Carry on the passage below about flu vaccination and pharmacists in Northern Ireland, starting right after its final sentence.

--- EXCERPTED PASSAGE Enclosed Below ---

While coughs, colds and other seasonal viral or bacterial infections are general self limiting and have small risk of further complications, the same, however, cannot be said for the flu. The influenza virus is prevalent in Northern Ireland in the colder months (October to May) and in a normal flu season approximately five-ten per cent of the population can suffer from the infection. In otherwise healthy individuals, influenza is unpleasant, and generally self-limiting resolving around two to seven days; however in at-risk patients – such as those who have co-morbidities, pregnant women, infants and the elderly – the risk of serious complications as a result of the flu increases up to 18 times that of a healthy individual.
As with coughs and colds, prevention is better than the cure, so the role of the pharmacist is again education about avoidance and the most effective method to do is vaccination against the flu itself. WHO recommends that a target of 75 per cent vaccination rates should be achieved in the groups identified for administration.
Flu vaccination services have been provided for many years for patients who are over 65 or those that fall at risk from further complications. There has been an increase in the number of flu vaccinations delivered in the province in recent years, largely due to the introduction of the pharmacy flu vaccination PGD in 2013 which allows for the administration of influenza vaccines without the need for a prescription for each patient. This increased access to the flu vaccine, saving GP time, but it also extends the role of pharmacists and other healthcare professionals. However, even with the recent introduction of this PGD, there still needs to be more done in order to meet the target set out by WHO, as currently legislation within Northern Ireland permits only “medical practitioners” to provide the flu vaccination on the NHS, a definition which unfortunately does not include pharmacists.

--- End of Enclosed EXCERPTED PASSAGE ---
--- RECORD EXCERPTS Enclosed Below ---

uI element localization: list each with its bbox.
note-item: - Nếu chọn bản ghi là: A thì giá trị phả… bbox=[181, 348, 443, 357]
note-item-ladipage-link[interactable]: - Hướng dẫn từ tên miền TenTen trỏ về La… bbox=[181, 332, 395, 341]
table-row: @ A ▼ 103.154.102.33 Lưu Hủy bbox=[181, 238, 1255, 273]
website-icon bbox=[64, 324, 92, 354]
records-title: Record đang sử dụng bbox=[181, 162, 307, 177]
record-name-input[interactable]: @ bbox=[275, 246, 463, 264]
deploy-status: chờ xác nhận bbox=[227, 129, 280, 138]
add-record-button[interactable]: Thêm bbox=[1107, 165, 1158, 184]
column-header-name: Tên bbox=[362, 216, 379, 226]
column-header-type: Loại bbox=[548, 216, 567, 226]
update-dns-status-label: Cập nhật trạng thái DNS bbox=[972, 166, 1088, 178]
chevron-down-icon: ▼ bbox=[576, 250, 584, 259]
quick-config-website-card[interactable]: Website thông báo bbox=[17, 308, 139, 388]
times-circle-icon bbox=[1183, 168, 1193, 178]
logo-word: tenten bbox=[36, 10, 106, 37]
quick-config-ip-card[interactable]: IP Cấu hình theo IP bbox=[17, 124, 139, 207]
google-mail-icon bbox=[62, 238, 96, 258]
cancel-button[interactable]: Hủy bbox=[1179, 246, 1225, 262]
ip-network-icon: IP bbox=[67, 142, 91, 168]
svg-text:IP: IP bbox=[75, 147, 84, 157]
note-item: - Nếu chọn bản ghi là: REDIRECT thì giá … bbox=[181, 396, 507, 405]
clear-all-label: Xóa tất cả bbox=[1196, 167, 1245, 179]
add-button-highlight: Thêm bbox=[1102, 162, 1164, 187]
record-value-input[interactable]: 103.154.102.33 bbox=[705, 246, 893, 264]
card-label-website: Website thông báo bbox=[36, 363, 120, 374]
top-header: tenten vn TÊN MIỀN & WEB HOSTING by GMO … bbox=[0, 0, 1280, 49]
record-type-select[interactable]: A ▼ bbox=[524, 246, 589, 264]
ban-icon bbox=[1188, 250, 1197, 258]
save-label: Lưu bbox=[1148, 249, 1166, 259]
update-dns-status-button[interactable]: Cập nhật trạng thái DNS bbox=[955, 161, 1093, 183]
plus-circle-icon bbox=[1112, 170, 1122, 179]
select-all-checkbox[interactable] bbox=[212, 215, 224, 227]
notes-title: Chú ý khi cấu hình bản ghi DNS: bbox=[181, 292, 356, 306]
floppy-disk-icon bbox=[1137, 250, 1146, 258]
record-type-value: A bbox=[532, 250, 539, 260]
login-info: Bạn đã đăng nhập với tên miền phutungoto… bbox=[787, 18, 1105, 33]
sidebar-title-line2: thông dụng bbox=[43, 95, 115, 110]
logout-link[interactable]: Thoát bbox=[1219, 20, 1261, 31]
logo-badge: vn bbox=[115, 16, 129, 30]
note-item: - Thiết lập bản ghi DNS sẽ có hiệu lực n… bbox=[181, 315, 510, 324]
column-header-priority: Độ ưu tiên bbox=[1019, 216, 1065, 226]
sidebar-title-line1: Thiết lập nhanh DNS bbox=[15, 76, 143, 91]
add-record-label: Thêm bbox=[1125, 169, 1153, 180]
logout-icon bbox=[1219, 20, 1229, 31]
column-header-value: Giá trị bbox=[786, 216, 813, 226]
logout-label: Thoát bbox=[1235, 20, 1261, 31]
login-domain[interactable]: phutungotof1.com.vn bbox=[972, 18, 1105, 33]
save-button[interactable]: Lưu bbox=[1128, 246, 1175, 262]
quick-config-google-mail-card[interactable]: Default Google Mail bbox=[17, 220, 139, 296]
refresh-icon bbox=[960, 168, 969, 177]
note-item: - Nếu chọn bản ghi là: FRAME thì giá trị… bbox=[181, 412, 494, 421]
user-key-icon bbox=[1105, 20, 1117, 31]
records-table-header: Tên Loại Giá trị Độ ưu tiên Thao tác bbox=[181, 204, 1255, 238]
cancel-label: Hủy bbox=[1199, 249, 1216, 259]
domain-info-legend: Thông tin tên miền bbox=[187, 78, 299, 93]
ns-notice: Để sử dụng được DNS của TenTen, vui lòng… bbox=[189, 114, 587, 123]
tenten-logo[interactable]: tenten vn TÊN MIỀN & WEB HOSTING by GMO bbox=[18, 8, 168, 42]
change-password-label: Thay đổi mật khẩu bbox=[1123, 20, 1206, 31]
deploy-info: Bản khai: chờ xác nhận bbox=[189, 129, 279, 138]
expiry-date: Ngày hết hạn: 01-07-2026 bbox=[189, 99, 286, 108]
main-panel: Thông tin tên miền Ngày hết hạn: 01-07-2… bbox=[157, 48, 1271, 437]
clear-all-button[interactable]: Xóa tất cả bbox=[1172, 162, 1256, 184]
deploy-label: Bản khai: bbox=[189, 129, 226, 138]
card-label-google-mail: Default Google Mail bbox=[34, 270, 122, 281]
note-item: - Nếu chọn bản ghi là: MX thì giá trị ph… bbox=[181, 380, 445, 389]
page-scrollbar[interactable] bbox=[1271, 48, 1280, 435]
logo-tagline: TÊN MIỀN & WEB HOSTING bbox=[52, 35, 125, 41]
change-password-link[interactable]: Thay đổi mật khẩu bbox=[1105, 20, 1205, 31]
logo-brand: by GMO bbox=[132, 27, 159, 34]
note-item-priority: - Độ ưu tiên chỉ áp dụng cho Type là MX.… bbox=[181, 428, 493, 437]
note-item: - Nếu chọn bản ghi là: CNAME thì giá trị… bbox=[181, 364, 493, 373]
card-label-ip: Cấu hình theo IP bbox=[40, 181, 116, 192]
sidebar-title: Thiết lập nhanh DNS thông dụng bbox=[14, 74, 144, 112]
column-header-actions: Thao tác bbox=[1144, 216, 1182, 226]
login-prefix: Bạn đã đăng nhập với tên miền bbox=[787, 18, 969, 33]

--- End of Enclosed RECORD EXCERPTS ---

SOLVED EXERCISE
Despite many of Northern Ireland’s community pharmacies already providing private flu vaccination services via PGD outside of the NHS, the health service within the region needs to increase public choice and capacity by offering an NHS flu vaccination service which utilises general practice surgeries and community pharmacies working together to achieve the WHO target. Legislation should be amended to facilitate the NHS to extend the scope of its vaccination services. NHS England are already developing their community pharmacy network as part of a national NHS flu vaccination service. Previous research has shown that vaccinations conducted through the community pharmacy sector actually increases vaccination uptake, and is associated with a high level of patient satisfaction. Online networks and platforms should also be utilised to allow the liaison of GPs with pharmacists in order to update medical records as to which patients have been vaccinated accordingly to optimise the service.